[Data items]

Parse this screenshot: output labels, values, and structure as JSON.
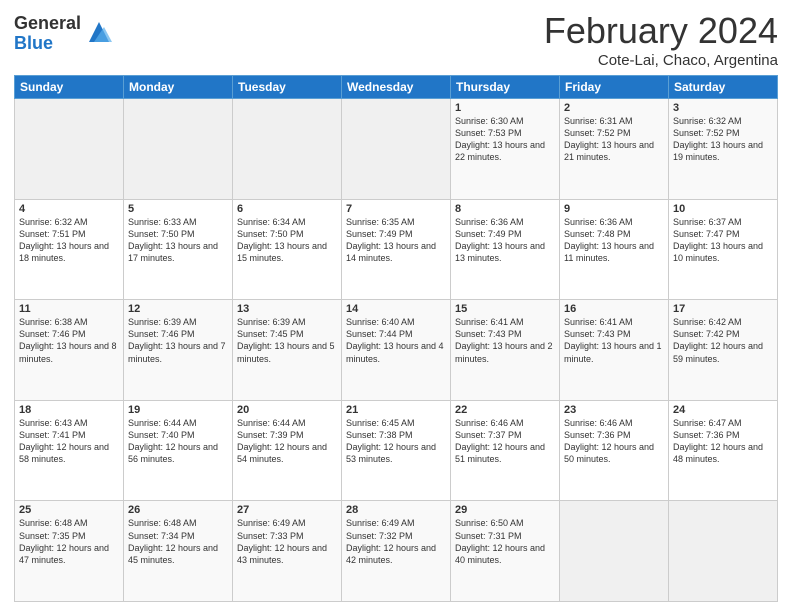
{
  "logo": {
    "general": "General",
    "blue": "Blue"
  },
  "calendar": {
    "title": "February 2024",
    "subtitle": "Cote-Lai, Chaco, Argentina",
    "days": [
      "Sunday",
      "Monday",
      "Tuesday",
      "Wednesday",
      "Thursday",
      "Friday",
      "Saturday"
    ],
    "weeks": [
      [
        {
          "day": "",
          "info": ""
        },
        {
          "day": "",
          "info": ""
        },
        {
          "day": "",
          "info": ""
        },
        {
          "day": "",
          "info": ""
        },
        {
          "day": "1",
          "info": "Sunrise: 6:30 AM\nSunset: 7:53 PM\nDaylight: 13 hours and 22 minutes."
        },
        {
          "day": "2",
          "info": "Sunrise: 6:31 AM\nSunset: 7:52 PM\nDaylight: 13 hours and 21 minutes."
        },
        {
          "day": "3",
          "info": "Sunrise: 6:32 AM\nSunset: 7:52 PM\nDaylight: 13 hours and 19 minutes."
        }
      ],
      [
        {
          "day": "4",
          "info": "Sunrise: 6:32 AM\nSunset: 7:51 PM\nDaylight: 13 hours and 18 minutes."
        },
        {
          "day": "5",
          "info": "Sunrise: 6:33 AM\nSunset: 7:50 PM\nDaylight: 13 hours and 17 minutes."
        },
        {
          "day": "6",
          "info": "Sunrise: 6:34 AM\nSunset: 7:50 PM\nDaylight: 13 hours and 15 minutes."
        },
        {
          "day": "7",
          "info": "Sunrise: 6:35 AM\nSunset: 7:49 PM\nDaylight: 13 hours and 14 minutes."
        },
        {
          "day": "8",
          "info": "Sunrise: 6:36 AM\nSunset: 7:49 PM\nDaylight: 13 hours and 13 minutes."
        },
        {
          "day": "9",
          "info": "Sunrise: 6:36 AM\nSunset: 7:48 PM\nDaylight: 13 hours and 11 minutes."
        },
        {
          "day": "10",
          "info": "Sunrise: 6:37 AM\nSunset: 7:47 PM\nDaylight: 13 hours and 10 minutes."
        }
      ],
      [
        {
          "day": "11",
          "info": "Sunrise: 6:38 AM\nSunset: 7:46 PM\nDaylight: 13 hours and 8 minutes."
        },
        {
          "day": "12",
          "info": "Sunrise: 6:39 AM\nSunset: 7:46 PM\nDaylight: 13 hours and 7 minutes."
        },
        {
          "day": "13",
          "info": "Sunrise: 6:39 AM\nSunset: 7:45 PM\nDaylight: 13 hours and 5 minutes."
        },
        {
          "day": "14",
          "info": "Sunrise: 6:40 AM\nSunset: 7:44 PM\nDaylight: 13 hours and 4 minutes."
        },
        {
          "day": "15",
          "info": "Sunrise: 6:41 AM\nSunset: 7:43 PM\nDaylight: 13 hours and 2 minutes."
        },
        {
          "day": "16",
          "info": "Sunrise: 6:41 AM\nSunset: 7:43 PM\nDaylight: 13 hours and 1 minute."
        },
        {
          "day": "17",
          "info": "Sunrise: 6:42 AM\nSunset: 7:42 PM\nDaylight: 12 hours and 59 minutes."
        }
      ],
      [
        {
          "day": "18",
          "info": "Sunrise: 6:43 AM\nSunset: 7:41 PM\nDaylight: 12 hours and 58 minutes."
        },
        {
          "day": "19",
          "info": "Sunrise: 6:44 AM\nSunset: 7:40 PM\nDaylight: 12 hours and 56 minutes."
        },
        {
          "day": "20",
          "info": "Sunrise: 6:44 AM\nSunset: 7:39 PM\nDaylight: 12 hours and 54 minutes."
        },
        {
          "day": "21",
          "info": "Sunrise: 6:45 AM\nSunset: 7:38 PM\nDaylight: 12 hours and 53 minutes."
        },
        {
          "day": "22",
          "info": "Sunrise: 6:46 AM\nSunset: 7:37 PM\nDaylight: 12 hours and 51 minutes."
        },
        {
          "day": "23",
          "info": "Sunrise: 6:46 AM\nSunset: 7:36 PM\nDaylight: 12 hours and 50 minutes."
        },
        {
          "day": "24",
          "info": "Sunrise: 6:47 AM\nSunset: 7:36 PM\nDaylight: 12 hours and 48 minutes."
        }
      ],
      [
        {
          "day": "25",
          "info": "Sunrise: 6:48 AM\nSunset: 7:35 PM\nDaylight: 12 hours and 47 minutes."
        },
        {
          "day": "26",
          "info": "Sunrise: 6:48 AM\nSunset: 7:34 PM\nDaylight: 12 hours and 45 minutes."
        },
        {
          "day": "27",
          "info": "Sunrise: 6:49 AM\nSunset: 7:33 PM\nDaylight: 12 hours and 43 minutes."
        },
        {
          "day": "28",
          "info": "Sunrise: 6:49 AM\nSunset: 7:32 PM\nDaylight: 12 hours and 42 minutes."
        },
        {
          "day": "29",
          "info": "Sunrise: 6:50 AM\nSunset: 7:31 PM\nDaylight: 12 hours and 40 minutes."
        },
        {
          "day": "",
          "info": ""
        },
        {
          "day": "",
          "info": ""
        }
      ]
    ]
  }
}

* * *

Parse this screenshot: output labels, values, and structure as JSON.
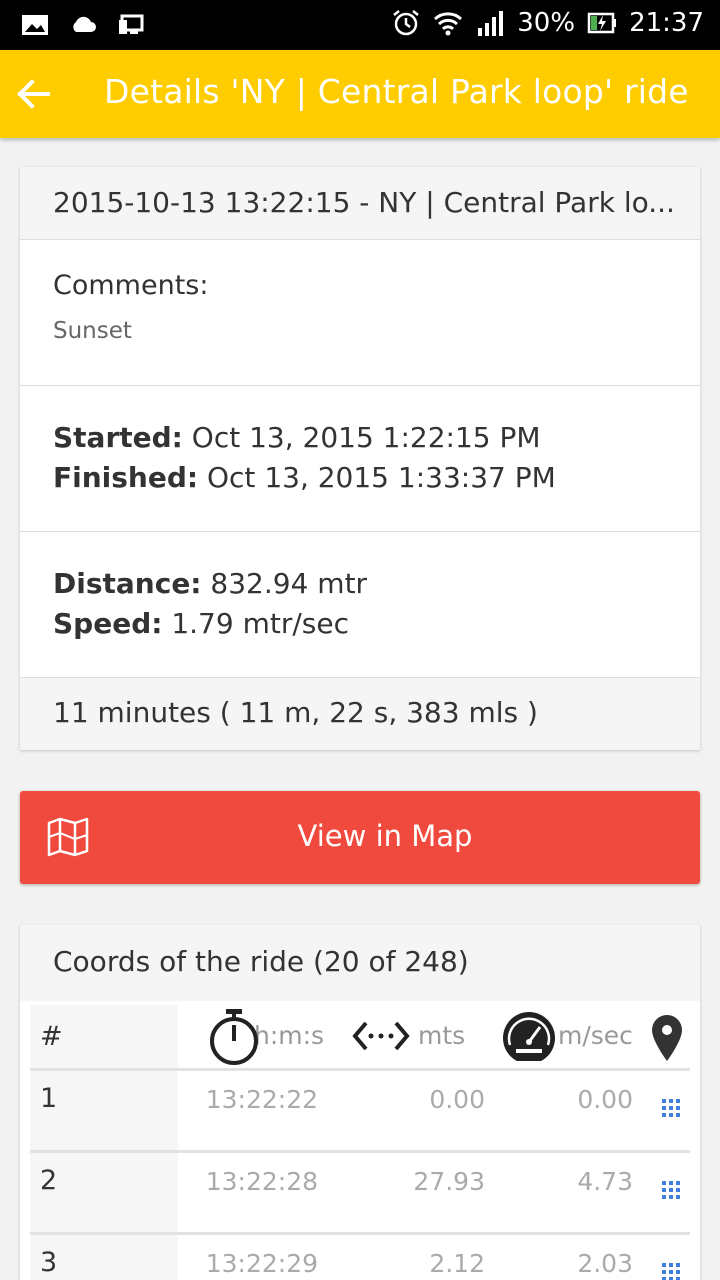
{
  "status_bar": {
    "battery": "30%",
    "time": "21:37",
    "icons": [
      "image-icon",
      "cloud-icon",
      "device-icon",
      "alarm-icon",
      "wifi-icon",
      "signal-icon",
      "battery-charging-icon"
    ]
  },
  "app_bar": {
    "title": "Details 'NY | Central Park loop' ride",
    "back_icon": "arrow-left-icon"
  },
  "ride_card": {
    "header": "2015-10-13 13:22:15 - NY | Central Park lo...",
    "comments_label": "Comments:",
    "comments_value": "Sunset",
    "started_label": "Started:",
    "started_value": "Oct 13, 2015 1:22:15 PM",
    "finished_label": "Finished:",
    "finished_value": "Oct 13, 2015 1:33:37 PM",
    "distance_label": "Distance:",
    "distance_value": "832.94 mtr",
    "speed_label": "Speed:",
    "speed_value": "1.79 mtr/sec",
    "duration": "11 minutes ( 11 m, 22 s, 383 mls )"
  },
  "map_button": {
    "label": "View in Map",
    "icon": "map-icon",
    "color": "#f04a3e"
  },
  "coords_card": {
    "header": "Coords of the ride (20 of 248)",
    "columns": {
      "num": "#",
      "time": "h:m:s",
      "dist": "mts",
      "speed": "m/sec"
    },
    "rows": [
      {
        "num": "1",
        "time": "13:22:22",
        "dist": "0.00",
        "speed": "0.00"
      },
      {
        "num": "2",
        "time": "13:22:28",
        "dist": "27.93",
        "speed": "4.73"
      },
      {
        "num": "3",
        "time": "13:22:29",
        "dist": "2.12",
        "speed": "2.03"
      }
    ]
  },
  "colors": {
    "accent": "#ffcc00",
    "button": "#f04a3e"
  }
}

• [Written task]: Only the number is wanted: how many lines in the preceding entries hold the string "Park"?

• [Written solution]: 2